Stated goal — Copy the lines that follow, keeping every character the same.

Given information —

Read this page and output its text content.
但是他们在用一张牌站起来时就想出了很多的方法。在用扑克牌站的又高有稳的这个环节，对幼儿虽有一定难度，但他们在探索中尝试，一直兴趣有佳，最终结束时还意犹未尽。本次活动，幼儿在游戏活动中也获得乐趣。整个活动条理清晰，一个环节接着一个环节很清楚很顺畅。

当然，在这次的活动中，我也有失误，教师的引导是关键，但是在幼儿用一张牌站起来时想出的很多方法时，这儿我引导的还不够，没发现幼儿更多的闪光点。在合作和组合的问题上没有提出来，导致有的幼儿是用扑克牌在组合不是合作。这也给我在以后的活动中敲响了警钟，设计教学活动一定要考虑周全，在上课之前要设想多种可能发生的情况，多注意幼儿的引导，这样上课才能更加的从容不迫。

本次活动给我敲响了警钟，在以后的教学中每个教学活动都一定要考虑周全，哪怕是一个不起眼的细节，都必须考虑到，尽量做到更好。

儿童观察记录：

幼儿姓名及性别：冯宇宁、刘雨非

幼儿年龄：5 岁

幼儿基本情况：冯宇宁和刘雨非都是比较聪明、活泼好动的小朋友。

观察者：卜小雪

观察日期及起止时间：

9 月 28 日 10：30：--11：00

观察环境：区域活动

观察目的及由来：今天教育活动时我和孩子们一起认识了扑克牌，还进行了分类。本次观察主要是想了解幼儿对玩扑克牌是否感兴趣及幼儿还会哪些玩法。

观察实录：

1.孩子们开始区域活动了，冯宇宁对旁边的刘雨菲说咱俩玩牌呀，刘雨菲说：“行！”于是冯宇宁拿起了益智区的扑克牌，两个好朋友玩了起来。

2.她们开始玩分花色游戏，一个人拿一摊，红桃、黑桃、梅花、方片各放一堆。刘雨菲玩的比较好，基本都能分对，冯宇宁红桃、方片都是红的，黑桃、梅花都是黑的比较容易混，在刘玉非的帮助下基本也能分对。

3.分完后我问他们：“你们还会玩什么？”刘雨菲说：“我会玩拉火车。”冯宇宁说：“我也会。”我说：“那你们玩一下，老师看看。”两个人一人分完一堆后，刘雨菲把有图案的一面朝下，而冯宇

Result —
Read this page and output its text content.
但是他们在用一张牌站起来时就想出了很多的方法。在用扑克牌站的又高有稳的这个环节，对幼儿虽有一定难度，但他们在探索中尝试，一直兴趣有佳，最终结束时还意犹未尽。本次活动，幼儿在游戏活动中也获得乐趣。整个活动条理清晰，一个环节接着一个环节很清楚很顺畅。

当然，在这次的活动中，我也有失误，教师的引导是关键，但是在幼儿用一张牌站起来时想出的很多方法时，这儿我引导的还不够，没发现幼儿更多的闪光点。在合作和组合的问题上没有提出来，导致有的幼儿是用扑克牌在组合不是合作。这也给我在以后的活动中敲响了警钟，设计教学活动一定要考虑周全，在上课之前要设想多种可能发生的情况，多注意幼儿的引导，这样上课才能更加的从容不迫。

本次活动给我敲响了警钟，在以后的教学中每个教学活动都一定要考虑周全，哪怕是一个不起眼的细节，都必须考虑到，尽量做到更好。

儿童观察记录：

幼儿姓名及性别：冯宇宁、刘雨非

幼儿年龄：5 岁

幼儿基本情况：冯宇宁和刘雨非都是比较聪明、活泼好动的小朋友。

观察者：卜小雪

观察日期及起止时间：

9 月 28 日 10：30：--11：00

观察环境：区域活动

观察目的及由来：今天教育活动时我和孩子们一起认识了扑克牌，还进行了分类。本次观察主要是想了解幼儿对玩扑克牌是否感兴趣及幼儿还会哪些玩法。

观察实录：

1.孩子们开始区域活动了，冯宇宁对旁边的刘雨菲说咱俩玩牌呀，刘雨菲说：“行！”于是冯宇宁拿起了益智区的扑克牌，两个好朋友玩了起来。

2.她们开始玩分花色游戏，一个人拿一摊，红桃、黑桃、梅花、方片各放一堆。刘雨菲玩的比较好，基本都能分对，冯宇宁红桃、方片都是红的，黑桃、梅花都是黑的比较容易混，在刘玉非的帮助下基本也能分对。

3.分完后我问他们：“你们还会玩什么？”刘雨菲说：“我会玩拉火车。”冯宇宁说：“我也会。”我说：“那你们玩一下，老师看看。”两个人一人分完一堆后，刘雨菲把有图案的一面朝下，而冯宇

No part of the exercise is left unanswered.